What the task requires: In the data below, find every line that has the string "Jeera", and copy it.

^^^^^^^^^^^^^^^^

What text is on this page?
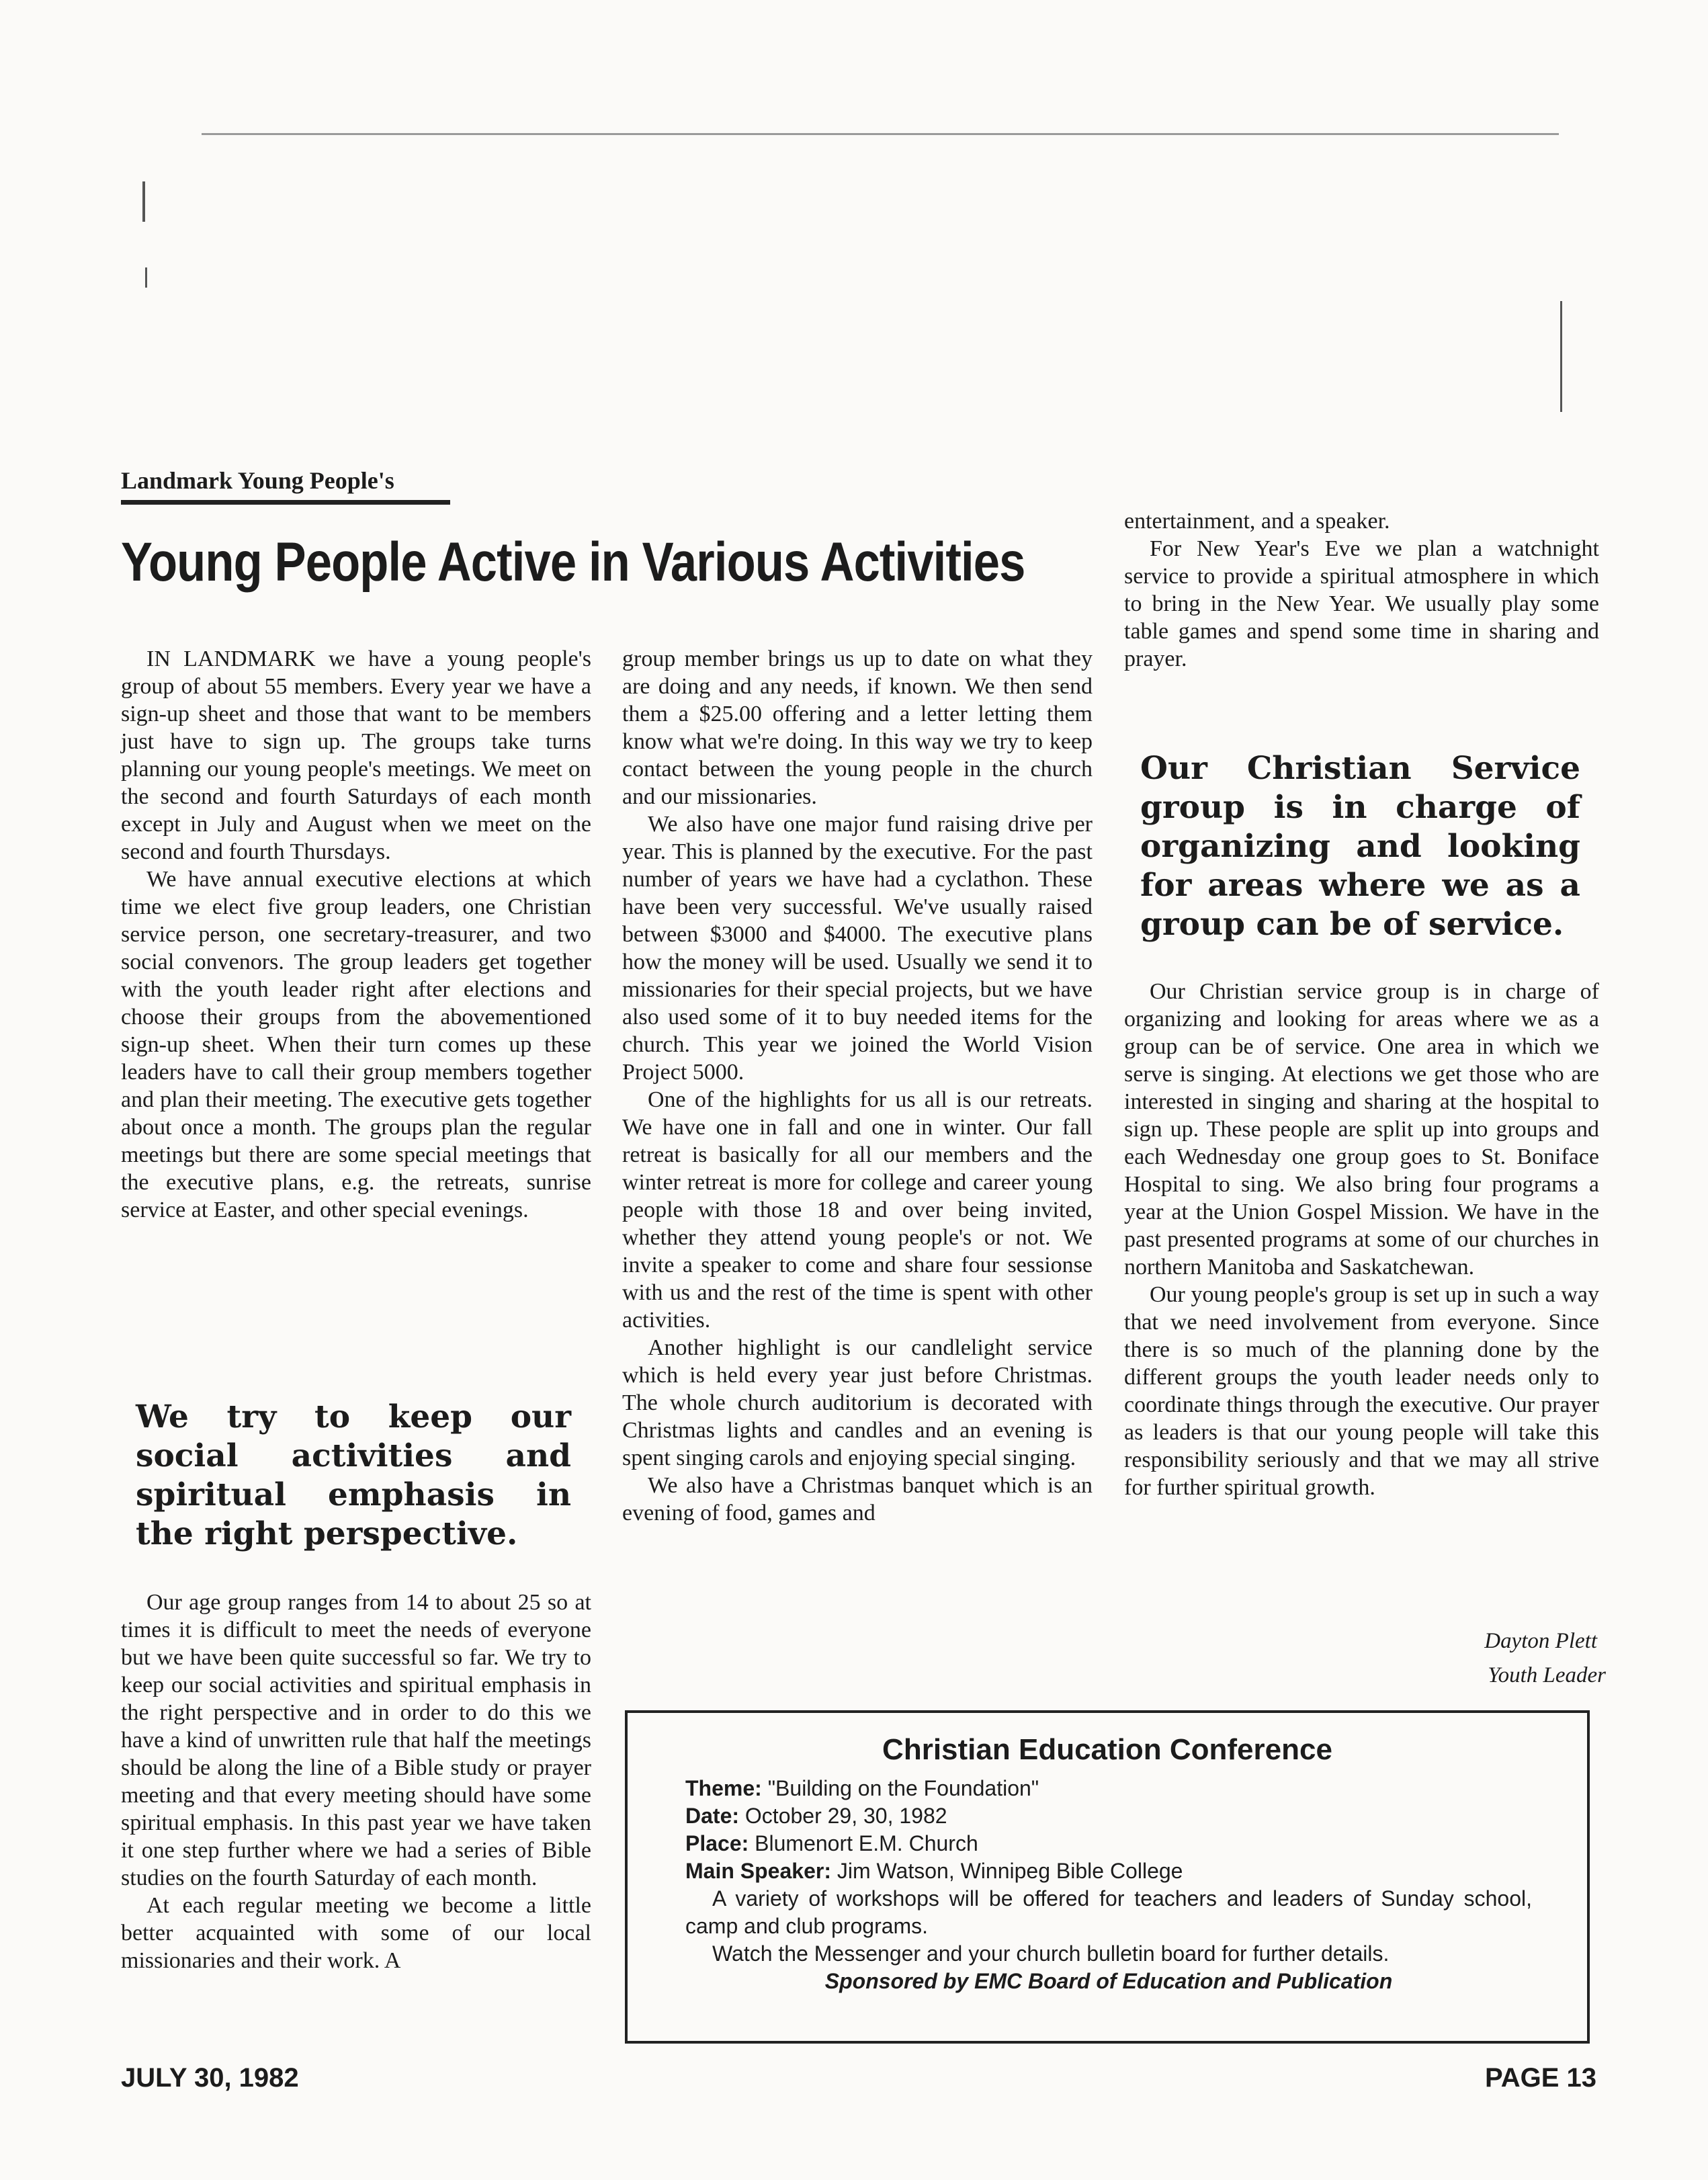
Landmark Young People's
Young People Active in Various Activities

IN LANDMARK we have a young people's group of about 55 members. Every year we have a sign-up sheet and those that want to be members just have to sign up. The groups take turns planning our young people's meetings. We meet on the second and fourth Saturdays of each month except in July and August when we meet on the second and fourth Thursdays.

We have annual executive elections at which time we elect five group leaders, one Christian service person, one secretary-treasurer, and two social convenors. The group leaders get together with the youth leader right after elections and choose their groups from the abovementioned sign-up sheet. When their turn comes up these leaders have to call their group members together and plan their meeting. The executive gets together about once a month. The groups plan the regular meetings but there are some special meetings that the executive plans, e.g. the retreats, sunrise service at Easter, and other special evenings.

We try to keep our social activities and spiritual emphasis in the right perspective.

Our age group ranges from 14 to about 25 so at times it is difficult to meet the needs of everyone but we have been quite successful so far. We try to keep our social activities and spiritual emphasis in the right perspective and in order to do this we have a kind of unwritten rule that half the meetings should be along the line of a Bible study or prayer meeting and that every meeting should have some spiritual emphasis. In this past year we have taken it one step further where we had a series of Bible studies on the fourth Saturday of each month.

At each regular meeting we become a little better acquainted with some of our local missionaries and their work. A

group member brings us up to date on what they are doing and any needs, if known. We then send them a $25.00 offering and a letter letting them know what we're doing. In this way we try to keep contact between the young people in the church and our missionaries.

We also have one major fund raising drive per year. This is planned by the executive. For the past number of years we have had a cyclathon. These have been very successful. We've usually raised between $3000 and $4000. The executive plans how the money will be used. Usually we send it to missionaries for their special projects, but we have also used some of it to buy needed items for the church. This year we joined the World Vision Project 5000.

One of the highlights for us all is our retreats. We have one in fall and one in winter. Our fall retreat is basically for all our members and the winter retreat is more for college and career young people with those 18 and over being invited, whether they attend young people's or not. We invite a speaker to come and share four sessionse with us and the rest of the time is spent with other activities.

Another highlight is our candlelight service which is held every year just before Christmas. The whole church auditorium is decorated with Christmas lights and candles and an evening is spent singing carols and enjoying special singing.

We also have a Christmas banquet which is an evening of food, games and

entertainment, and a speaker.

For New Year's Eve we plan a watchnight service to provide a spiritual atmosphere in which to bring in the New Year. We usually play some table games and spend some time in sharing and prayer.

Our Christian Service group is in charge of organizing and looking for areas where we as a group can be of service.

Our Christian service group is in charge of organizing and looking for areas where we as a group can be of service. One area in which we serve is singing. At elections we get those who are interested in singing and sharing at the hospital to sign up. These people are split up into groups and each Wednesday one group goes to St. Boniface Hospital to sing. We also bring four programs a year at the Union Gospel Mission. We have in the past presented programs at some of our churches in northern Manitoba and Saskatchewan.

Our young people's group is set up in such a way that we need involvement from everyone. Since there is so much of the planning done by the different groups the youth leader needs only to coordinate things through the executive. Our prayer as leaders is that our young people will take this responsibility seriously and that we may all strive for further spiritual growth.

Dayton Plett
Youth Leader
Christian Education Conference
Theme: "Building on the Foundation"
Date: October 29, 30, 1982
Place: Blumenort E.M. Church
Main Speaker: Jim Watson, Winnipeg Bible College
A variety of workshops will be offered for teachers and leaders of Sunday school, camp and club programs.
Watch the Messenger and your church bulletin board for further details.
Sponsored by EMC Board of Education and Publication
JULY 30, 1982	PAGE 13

^^^^^^^^^^^^^^^^

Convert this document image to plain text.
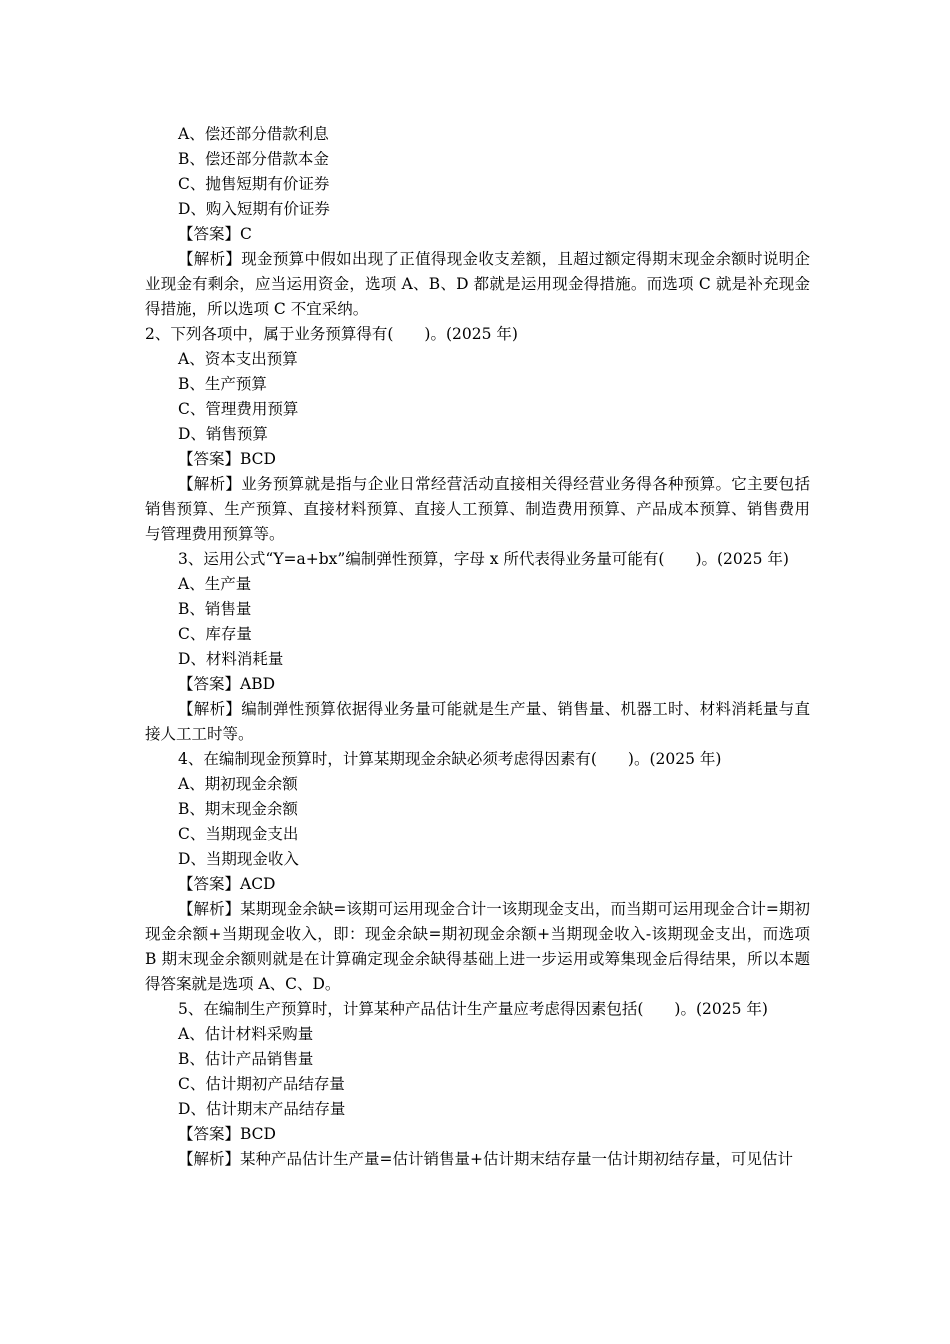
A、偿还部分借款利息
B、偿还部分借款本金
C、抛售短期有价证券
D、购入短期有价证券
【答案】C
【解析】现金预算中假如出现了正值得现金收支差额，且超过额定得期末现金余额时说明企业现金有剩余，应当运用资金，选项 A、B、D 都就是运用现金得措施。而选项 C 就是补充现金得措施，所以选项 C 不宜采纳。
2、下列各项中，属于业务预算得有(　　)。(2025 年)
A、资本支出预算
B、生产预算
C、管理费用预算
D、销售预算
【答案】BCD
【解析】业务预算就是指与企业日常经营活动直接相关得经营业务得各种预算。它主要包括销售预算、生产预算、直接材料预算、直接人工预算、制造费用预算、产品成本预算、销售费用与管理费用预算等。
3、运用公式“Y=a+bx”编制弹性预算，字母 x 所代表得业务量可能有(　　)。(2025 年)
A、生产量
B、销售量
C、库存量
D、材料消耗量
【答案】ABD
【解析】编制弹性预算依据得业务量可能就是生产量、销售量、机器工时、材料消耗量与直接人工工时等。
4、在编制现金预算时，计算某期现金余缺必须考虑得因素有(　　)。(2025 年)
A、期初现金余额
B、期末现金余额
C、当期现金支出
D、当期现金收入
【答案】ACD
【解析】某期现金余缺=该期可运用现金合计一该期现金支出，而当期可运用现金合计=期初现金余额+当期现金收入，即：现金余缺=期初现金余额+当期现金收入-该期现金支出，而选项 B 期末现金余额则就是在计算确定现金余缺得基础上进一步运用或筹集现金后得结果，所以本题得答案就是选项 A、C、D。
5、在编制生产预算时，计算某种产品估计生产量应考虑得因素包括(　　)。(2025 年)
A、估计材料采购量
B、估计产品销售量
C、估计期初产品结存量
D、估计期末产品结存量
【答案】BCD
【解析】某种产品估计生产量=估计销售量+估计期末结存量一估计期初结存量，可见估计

^^^^^^^^^^^^^^^^

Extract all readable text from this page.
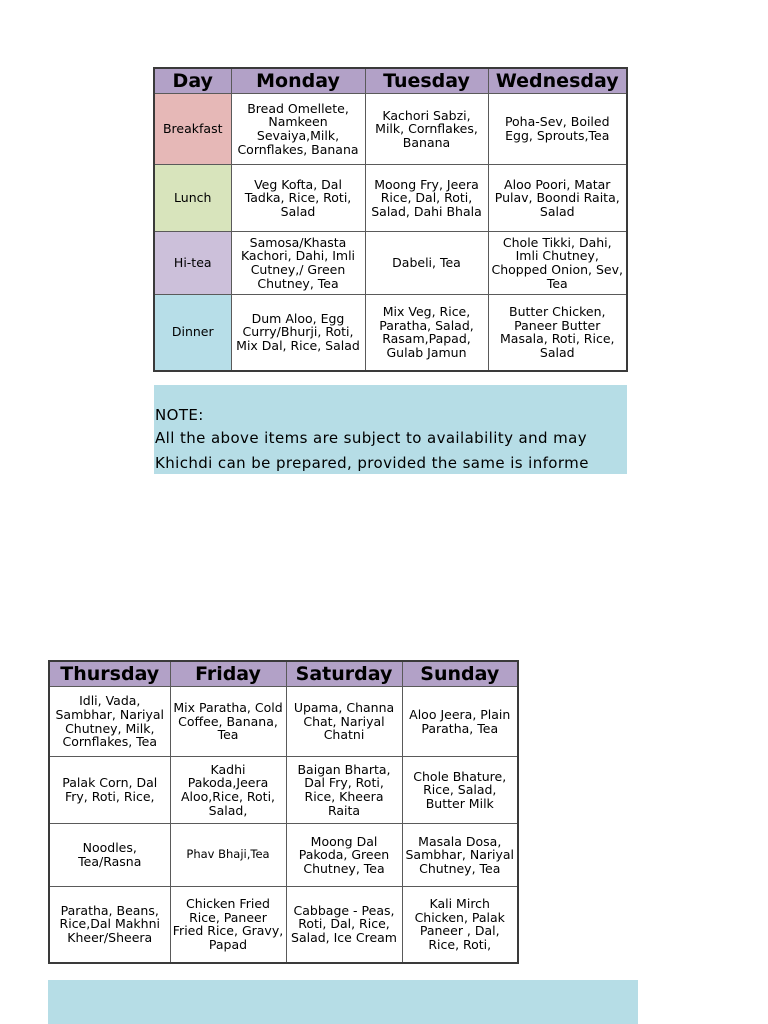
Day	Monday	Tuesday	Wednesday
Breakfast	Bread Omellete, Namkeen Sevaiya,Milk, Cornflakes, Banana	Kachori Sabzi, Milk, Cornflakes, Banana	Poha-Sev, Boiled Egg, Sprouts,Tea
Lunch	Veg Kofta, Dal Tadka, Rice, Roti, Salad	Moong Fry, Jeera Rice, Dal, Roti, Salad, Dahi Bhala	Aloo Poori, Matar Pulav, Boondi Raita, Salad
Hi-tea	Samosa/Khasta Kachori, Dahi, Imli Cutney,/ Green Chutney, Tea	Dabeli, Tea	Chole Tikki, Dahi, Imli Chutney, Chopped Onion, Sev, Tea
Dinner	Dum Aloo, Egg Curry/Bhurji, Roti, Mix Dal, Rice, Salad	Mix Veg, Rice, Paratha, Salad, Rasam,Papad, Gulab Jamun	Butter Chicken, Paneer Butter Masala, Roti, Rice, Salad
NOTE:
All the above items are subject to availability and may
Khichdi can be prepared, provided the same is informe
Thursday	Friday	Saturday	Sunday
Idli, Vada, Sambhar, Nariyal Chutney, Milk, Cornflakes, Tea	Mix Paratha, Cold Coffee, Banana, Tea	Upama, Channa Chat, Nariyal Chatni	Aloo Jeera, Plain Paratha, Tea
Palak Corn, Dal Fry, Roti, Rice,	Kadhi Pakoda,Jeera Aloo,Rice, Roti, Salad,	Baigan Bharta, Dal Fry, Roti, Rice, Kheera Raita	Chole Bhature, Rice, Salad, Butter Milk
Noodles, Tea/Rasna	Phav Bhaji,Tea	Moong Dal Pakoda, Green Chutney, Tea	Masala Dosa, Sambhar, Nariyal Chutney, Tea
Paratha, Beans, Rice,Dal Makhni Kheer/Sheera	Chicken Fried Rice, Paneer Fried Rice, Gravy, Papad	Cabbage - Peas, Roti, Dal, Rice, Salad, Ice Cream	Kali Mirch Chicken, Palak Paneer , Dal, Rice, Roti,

^^^^^^^^^^^^^^^^

Answer for this exercise:
Lunch	Veg Kofta, Dal Tadka, Rice, Roti, Salad	Moong Fry, Jeera Rice, Dal, Roti, Salad, Dahi Bhala	Aloo Poori, Matar Pulav, Boondi Raita, Salad
Idli, Vada, Sambhar, Nariyal Chutney, Milk, Cornflakes, Tea	Mix Paratha, Cold Coffee, Banana, Tea	Upama, Channa Chat, Nariyal Chatni	Aloo Jeera, Plain Paratha, Tea
Palak Corn, Dal Fry, Roti, Rice,	Kadhi Pakoda,Jeera Aloo,Rice, Roti, Salad,	Baigan Bharta, Dal Fry, Roti, Rice, Kheera Raita	Chole Bhature, Rice, Salad, Butter Milk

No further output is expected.